**Listed entries:**
<<<<

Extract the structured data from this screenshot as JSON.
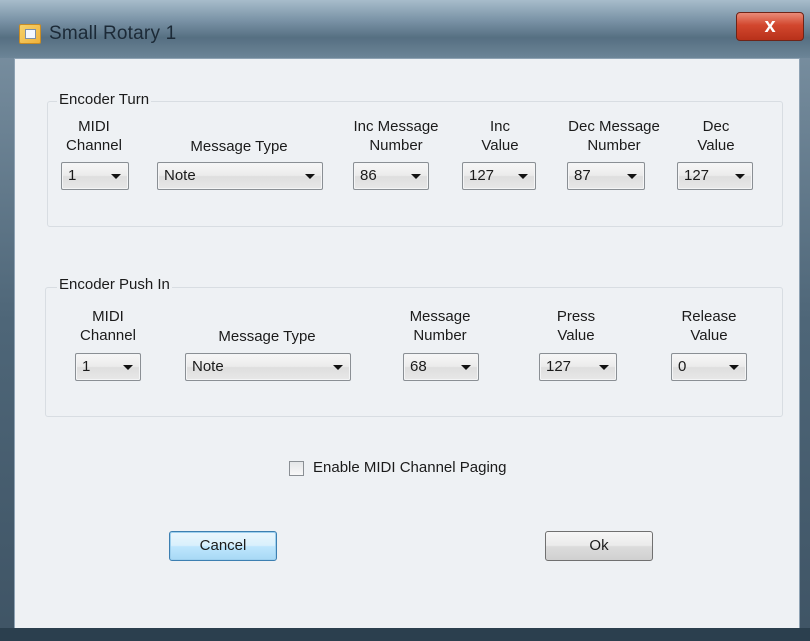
{
  "window": {
    "title": "Small Rotary 1",
    "close_glyph": "x"
  },
  "encoder_turn": {
    "group_label": "Encoder Turn",
    "columns": [
      {
        "label_line1": "MIDI",
        "label_line2": "Channel",
        "value": "1"
      },
      {
        "label_line1": "Message Type",
        "label_line2": "",
        "value": "Note"
      },
      {
        "label_line1": "Inc Message",
        "label_line2": "Number",
        "value": "86"
      },
      {
        "label_line1": "Inc",
        "label_line2": "Value",
        "value": "127"
      },
      {
        "label_line1": "Dec Message",
        "label_line2": "Number",
        "value": "87"
      },
      {
        "label_line1": "Dec",
        "label_line2": "Value",
        "value": "127"
      }
    ]
  },
  "encoder_push": {
    "group_label": "Encoder Push In",
    "columns": [
      {
        "label_line1": "MIDI",
        "label_line2": "Channel",
        "value": "1"
      },
      {
        "label_line1": "Message Type",
        "label_line2": "",
        "value": "Note"
      },
      {
        "label_line1": "Message",
        "label_line2": "Number",
        "value": "68"
      },
      {
        "label_line1": "Press",
        "label_line2": "Value",
        "value": "127"
      },
      {
        "label_line1": "Release",
        "label_line2": "Value",
        "value": "0"
      }
    ]
  },
  "paging": {
    "label": "Enable MIDI Channel Paging",
    "checked": false
  },
  "buttons": {
    "cancel": "Cancel",
    "ok": "Ok"
  }
}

>>>>

**Task goal:** Strip the images and reproduce the remaining records precisely.

**The output:**
Extract the structured data from this screenshot as JSON.
{
  "window": {
    "title": "Small Rotary 1",
    "close_glyph": "x"
  },
  "encoder_turn": {
    "group_label": "Encoder Turn",
    "columns": [
      {
        "label_line1": "MIDI",
        "label_line2": "Channel",
        "value": "1"
      },
      {
        "label_line1": "Message Type",
        "label_line2": "",
        "value": "Note"
      },
      {
        "label_line1": "Inc Message",
        "label_line2": "Number",
        "value": "86"
      },
      {
        "label_line1": "Inc",
        "label_line2": "Value",
        "value": "127"
      },
      {
        "label_line1": "Dec Message",
        "label_line2": "Number",
        "value": "87"
      },
      {
        "label_line1": "Dec",
        "label_line2": "Value",
        "value": "127"
      }
    ]
  },
  "encoder_push": {
    "group_label": "Encoder Push In",
    "columns": [
      {
        "label_line1": "MIDI",
        "label_line2": "Channel",
        "value": "1"
      },
      {
        "label_line1": "Message Type",
        "label_line2": "",
        "value": "Note"
      },
      {
        "label_line1": "Message",
        "label_line2": "Number",
        "value": "68"
      },
      {
        "label_line1": "Press",
        "label_line2": "Value",
        "value": "127"
      },
      {
        "label_line1": "Release",
        "label_line2": "Value",
        "value": "0"
      }
    ]
  },
  "paging": {
    "label": "Enable MIDI Channel Paging",
    "checked": false
  },
  "buttons": {
    "cancel": "Cancel",
    "ok": "Ok"
  }
}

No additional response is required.